TASK INSTRUCTIONS
Each record needs to be echoed exactly; can you do that?

Records contained in a dataset:
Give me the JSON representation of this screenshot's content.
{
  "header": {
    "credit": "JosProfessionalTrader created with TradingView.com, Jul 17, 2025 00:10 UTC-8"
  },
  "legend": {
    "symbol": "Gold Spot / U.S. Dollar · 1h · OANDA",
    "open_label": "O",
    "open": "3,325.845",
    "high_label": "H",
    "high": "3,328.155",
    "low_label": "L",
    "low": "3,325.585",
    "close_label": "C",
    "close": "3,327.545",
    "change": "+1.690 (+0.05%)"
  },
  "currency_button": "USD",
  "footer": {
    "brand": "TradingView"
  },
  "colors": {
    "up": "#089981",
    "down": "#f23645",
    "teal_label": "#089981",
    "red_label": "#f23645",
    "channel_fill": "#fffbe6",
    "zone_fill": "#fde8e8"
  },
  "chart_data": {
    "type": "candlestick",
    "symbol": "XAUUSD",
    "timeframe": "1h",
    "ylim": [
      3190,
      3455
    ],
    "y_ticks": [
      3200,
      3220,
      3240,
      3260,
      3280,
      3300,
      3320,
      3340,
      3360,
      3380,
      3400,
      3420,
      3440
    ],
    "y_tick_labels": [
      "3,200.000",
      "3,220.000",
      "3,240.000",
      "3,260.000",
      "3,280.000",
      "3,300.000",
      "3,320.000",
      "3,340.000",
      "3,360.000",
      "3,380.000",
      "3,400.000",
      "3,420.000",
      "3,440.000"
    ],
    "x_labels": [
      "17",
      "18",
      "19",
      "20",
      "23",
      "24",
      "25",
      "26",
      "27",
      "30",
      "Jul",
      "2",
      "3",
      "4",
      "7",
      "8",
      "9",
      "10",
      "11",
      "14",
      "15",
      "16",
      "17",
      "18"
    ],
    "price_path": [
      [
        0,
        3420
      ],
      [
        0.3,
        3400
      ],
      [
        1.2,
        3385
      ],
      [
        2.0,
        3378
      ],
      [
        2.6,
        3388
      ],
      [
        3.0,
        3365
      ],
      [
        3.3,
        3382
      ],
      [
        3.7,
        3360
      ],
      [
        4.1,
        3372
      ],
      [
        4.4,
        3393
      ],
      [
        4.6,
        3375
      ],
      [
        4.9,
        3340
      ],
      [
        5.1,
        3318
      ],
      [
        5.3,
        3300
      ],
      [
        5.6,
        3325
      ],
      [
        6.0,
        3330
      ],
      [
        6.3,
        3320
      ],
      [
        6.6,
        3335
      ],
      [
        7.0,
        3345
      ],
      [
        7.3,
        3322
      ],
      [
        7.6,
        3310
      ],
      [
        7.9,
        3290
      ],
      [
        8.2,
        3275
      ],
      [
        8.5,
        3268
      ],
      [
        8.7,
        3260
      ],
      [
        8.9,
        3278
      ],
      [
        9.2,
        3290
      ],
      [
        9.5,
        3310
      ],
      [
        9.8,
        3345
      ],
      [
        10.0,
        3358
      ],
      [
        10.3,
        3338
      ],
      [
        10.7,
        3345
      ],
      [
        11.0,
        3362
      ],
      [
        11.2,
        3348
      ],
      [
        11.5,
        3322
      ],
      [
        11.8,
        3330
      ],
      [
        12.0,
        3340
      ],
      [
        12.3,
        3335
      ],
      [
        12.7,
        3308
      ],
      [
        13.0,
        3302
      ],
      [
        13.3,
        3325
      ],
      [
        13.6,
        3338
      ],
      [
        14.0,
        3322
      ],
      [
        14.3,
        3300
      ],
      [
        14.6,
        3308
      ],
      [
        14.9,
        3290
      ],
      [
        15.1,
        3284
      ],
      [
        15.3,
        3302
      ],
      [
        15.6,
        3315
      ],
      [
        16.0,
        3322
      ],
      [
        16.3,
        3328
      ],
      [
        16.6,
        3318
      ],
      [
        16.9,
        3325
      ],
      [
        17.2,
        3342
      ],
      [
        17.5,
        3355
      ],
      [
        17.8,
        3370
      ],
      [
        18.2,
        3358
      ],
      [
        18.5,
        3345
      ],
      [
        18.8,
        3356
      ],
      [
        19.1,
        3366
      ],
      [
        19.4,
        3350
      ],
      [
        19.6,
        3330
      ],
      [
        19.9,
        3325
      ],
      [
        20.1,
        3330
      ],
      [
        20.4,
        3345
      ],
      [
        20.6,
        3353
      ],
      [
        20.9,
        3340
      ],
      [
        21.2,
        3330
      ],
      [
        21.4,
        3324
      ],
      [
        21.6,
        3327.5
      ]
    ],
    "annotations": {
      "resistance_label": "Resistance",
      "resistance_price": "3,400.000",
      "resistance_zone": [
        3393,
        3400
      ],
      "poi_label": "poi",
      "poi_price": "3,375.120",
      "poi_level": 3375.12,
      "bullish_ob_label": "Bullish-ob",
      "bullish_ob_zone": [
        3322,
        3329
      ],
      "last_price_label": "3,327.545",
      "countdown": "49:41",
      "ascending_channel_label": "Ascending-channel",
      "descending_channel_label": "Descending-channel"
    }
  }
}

FULL RESPONSE
Give me the JSON representation of this screenshot's content.
{
  "header": {
    "credit": "JosProfessionalTrader created with TradingView.com, Jul 17, 2025 00:10 UTC-8"
  },
  "legend": {
    "symbol": "Gold Spot / U.S. Dollar · 1h · OANDA",
    "open_label": "O",
    "open": "3,325.845",
    "high_label": "H",
    "high": "3,328.155",
    "low_label": "L",
    "low": "3,325.585",
    "close_label": "C",
    "close": "3,327.545",
    "change": "+1.690 (+0.05%)"
  },
  "currency_button": "USD",
  "footer": {
    "brand": "TradingView"
  },
  "colors": {
    "up": "#089981",
    "down": "#f23645",
    "teal_label": "#089981",
    "red_label": "#f23645",
    "channel_fill": "#fffbe6",
    "zone_fill": "#fde8e8"
  },
  "chart_data": {
    "type": "candlestick",
    "symbol": "XAUUSD",
    "timeframe": "1h",
    "ylim": [
      3190,
      3455
    ],
    "y_ticks": [
      3200,
      3220,
      3240,
      3260,
      3280,
      3300,
      3320,
      3340,
      3360,
      3380,
      3400,
      3420,
      3440
    ],
    "y_tick_labels": [
      "3,200.000",
      "3,220.000",
      "3,240.000",
      "3,260.000",
      "3,280.000",
      "3,300.000",
      "3,320.000",
      "3,340.000",
      "3,360.000",
      "3,380.000",
      "3,400.000",
      "3,420.000",
      "3,440.000"
    ],
    "x_labels": [
      "17",
      "18",
      "19",
      "20",
      "23",
      "24",
      "25",
      "26",
      "27",
      "30",
      "Jul",
      "2",
      "3",
      "4",
      "7",
      "8",
      "9",
      "10",
      "11",
      "14",
      "15",
      "16",
      "17",
      "18"
    ],
    "price_path": [
      [
        0,
        3420
      ],
      [
        0.3,
        3400
      ],
      [
        1.2,
        3385
      ],
      [
        2.0,
        3378
      ],
      [
        2.6,
        3388
      ],
      [
        3.0,
        3365
      ],
      [
        3.3,
        3382
      ],
      [
        3.7,
        3360
      ],
      [
        4.1,
        3372
      ],
      [
        4.4,
        3393
      ],
      [
        4.6,
        3375
      ],
      [
        4.9,
        3340
      ],
      [
        5.1,
        3318
      ],
      [
        5.3,
        3300
      ],
      [
        5.6,
        3325
      ],
      [
        6.0,
        3330
      ],
      [
        6.3,
        3320
      ],
      [
        6.6,
        3335
      ],
      [
        7.0,
        3345
      ],
      [
        7.3,
        3322
      ],
      [
        7.6,
        3310
      ],
      [
        7.9,
        3290
      ],
      [
        8.2,
        3275
      ],
      [
        8.5,
        3268
      ],
      [
        8.7,
        3260
      ],
      [
        8.9,
        3278
      ],
      [
        9.2,
        3290
      ],
      [
        9.5,
        3310
      ],
      [
        9.8,
        3345
      ],
      [
        10.0,
        3358
      ],
      [
        10.3,
        3338
      ],
      [
        10.7,
        3345
      ],
      [
        11.0,
        3362
      ],
      [
        11.2,
        3348
      ],
      [
        11.5,
        3322
      ],
      [
        11.8,
        3330
      ],
      [
        12.0,
        3340
      ],
      [
        12.3,
        3335
      ],
      [
        12.7,
        3308
      ],
      [
        13.0,
        3302
      ],
      [
        13.3,
        3325
      ],
      [
        13.6,
        3338
      ],
      [
        14.0,
        3322
      ],
      [
        14.3,
        3300
      ],
      [
        14.6,
        3308
      ],
      [
        14.9,
        3290
      ],
      [
        15.1,
        3284
      ],
      [
        15.3,
        3302
      ],
      [
        15.6,
        3315
      ],
      [
        16.0,
        3322
      ],
      [
        16.3,
        3328
      ],
      [
        16.6,
        3318
      ],
      [
        16.9,
        3325
      ],
      [
        17.2,
        3342
      ],
      [
        17.5,
        3355
      ],
      [
        17.8,
        3370
      ],
      [
        18.2,
        3358
      ],
      [
        18.5,
        3345
      ],
      [
        18.8,
        3356
      ],
      [
        19.1,
        3366
      ],
      [
        19.4,
        3350
      ],
      [
        19.6,
        3330
      ],
      [
        19.9,
        3325
      ],
      [
        20.1,
        3330
      ],
      [
        20.4,
        3345
      ],
      [
        20.6,
        3353
      ],
      [
        20.9,
        3340
      ],
      [
        21.2,
        3330
      ],
      [
        21.4,
        3324
      ],
      [
        21.6,
        3327.5
      ]
    ],
    "annotations": {
      "resistance_label": "Resistance",
      "resistance_price": "3,400.000",
      "resistance_zone": [
        3393,
        3400
      ],
      "poi_label": "poi",
      "poi_price": "3,375.120",
      "poi_level": 3375.12,
      "bullish_ob_label": "Bullish-ob",
      "bullish_ob_zone": [
        3322,
        3329
      ],
      "last_price_label": "3,327.545",
      "countdown": "49:41",
      "ascending_channel_label": "Ascending-channel",
      "descending_channel_label": "Descending-channel"
    }
  }
}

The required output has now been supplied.